(Transcript data for document pages)
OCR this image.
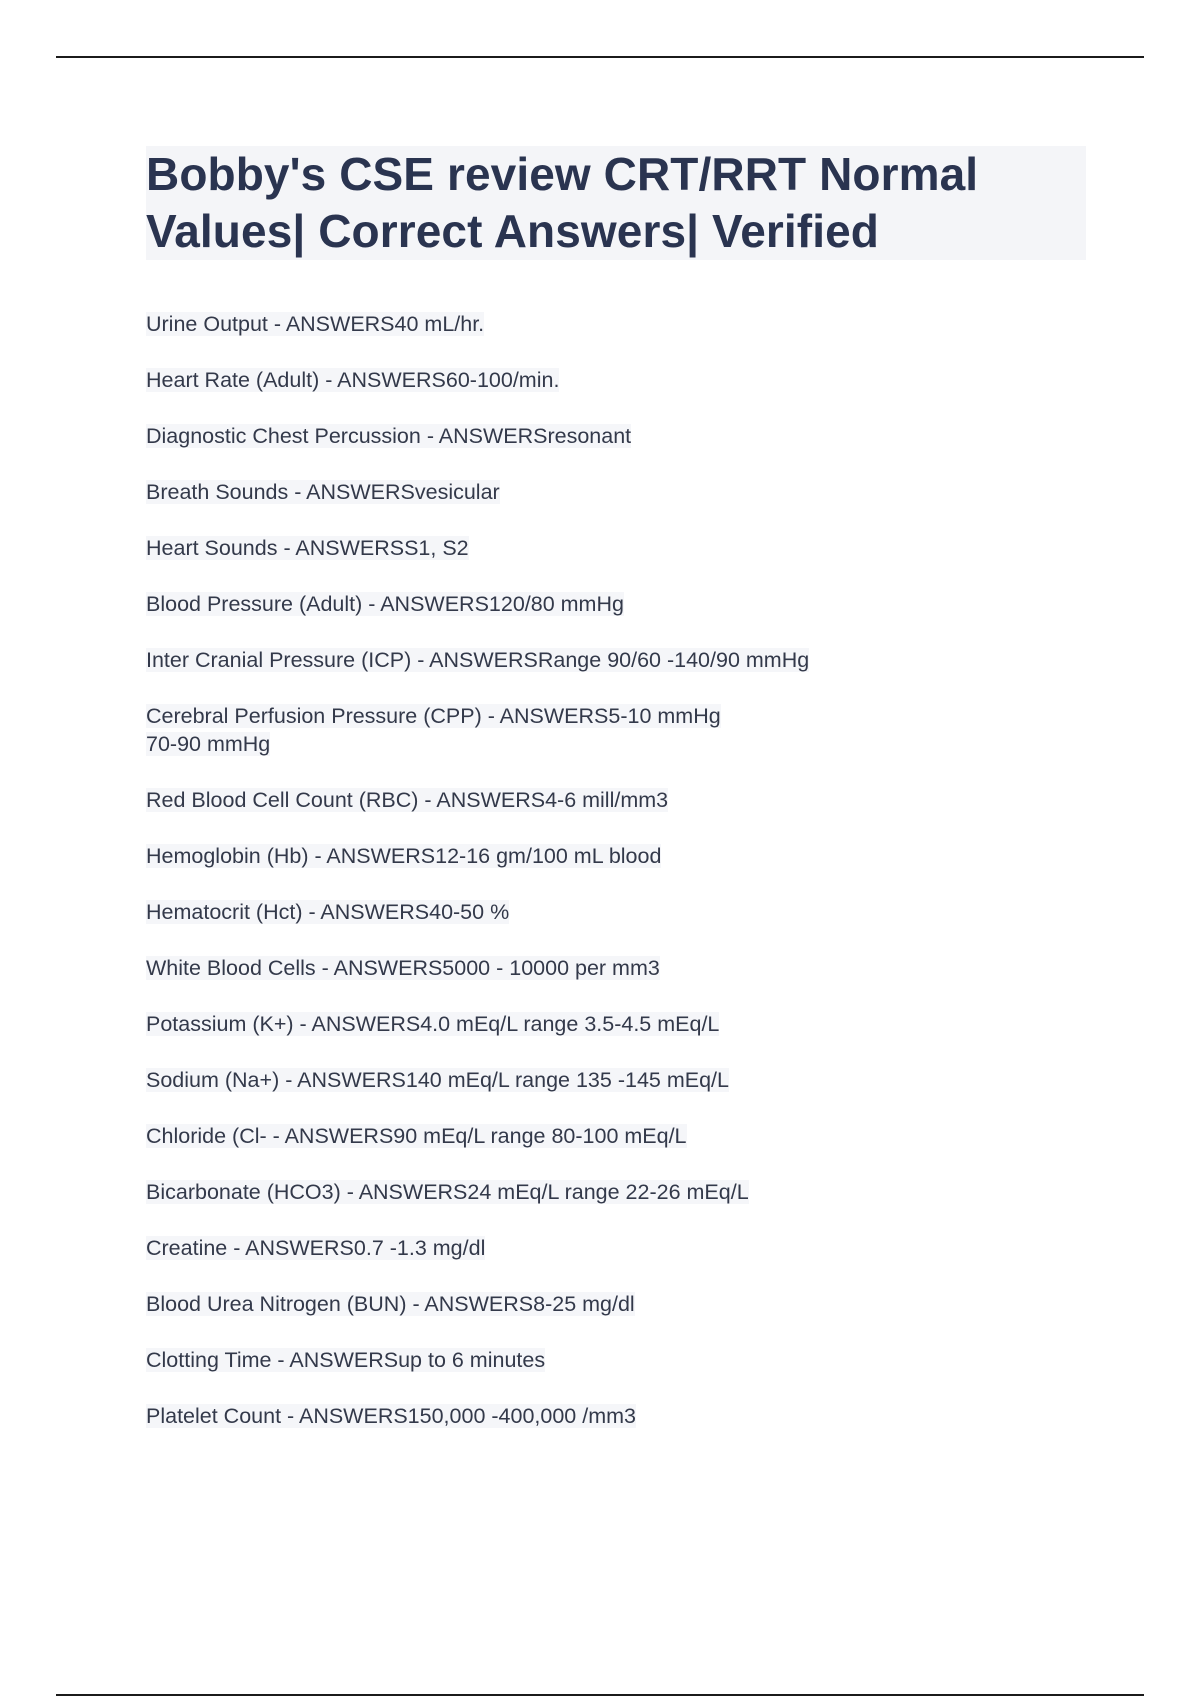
Bobby's CSE review CRT/RRT Normal Values| Correct Answers| Verified

Urine Output - ANSWERS40 mL/hr.

Heart Rate (Adult) - ANSWERS60-100/min.

Diagnostic Chest Percussion - ANSWERSresonant

Breath Sounds - ANSWERSvesicular

Heart Sounds - ANSWERSS1, S2

Blood Pressure (Adult) - ANSWERS120/80 mmHg

Inter Cranial Pressure (ICP) - ANSWERSRange 90/60 -140/90 mmHg

Cerebral Perfusion Pressure (CPP) - ANSWERS5-10 mmHg
70-90 mmHg

Red Blood Cell Count (RBC) - ANSWERS4-6 mill/mm3

Hemoglobin (Hb) - ANSWERS12-16 gm/100 mL blood

Hematocrit (Hct) - ANSWERS40-50 %

White Blood Cells - ANSWERS5000 - 10000 per mm3

Potassium (K+) - ANSWERS4.0 mEq/L range 3.5-4.5 mEq/L

Sodium (Na+) - ANSWERS140 mEq/L range 135 -145 mEq/L

Chloride (Cl- - ANSWERS90 mEq/L range 80-100 mEq/L

Bicarbonate (HCO3) - ANSWERS24 mEq/L range 22-26 mEq/L

Creatine - ANSWERS0.7 -1.3 mg/dl

Blood Urea Nitrogen (BUN) - ANSWERS8-25 mg/dl

Clotting Time - ANSWERSup to 6 minutes

Platelet Count - ANSWERS150,000 -400,000 /mm3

→ **Activity**: Each entry above should be returned exactly as written, minus its pictures.

→ **Result below**:
OCR this image.
Bobby's CSE review CRT/RRT Normal Values| Correct Answers| Verified

Urine Output - ANSWERS40 mL/hr.

Heart Rate (Adult) - ANSWERS60-100/min.

Diagnostic Chest Percussion - ANSWERSresonant

Breath Sounds - ANSWERSvesicular

Heart Sounds - ANSWERSS1, S2

Blood Pressure (Adult) - ANSWERS120/80 mmHg

Inter Cranial Pressure (ICP) - ANSWERSRange 90/60 -140/90 mmHg

Cerebral Perfusion Pressure (CPP) - ANSWERS5-10 mmHg
70-90 mmHg

Red Blood Cell Count (RBC) - ANSWERS4-6 mill/mm3

Hemoglobin (Hb) - ANSWERS12-16 gm/100 mL blood

Hematocrit (Hct) - ANSWERS40-50 %

White Blood Cells - ANSWERS5000 - 10000 per mm3

Potassium (K+) - ANSWERS4.0 mEq/L range 3.5-4.5 mEq/L

Sodium (Na+) - ANSWERS140 mEq/L range 135 -145 mEq/L

Chloride (Cl- - ANSWERS90 mEq/L range 80-100 mEq/L

Bicarbonate (HCO3) - ANSWERS24 mEq/L range 22-26 mEq/L

Creatine - ANSWERS0.7 -1.3 mg/dl

Blood Urea Nitrogen (BUN) - ANSWERS8-25 mg/dl

Clotting Time - ANSWERSup to 6 minutes

Platelet Count - ANSWERS150,000 -400,000 /mm3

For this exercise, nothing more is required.